Problem description
Starting at the line that contains "Give me the JSON representation of this chart's", transcribe every remaining line of the entries exactly, including the last one.

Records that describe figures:
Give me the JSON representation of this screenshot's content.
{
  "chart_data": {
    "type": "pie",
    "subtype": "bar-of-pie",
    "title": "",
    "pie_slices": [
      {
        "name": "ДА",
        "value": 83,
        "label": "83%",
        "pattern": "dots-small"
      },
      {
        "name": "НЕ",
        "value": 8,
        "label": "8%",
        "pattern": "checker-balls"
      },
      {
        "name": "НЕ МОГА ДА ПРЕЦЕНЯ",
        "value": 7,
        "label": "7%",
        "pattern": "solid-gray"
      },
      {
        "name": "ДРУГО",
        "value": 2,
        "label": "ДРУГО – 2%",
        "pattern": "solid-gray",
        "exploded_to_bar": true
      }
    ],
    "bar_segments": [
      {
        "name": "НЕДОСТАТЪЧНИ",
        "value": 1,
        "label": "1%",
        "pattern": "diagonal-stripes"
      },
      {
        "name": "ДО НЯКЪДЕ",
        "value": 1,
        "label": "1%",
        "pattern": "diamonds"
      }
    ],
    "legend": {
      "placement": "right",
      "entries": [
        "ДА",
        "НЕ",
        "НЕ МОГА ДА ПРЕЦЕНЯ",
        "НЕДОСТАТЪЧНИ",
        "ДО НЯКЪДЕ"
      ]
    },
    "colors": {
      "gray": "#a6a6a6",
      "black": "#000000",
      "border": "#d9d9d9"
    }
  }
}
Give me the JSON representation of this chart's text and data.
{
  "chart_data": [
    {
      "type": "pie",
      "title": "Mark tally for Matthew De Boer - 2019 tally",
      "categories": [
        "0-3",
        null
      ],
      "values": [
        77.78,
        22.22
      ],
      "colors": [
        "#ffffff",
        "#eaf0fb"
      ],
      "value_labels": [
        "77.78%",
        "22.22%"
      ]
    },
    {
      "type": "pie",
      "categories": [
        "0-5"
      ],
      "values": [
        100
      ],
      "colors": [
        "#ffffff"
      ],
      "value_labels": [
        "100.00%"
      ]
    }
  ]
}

Written solution
Give me the JSON representation of this chart's text and data.
{
  "chart_data": [
    {
      "type": "pie",
      "title": "Mark tally for Matthew De Boer - 2019 tally",
      "categories": [
        "0-3",
        null
      ],
      "values": [
        77.78,
        22.22
      ],
      "colors": [
        "#ffffff",
        "#eaf0fb"
      ],
      "value_labels": [
        "77.78%",
        "22.22%"
      ]
    },
    {
      "type": "pie",
      "categories": [
        "0-5"
      ],
      "values": [
        100
      ],
      "colors": [
        "#ffffff"
      ],
      "value_labels": [
        "100.00%"
      ]
    }
  ]
}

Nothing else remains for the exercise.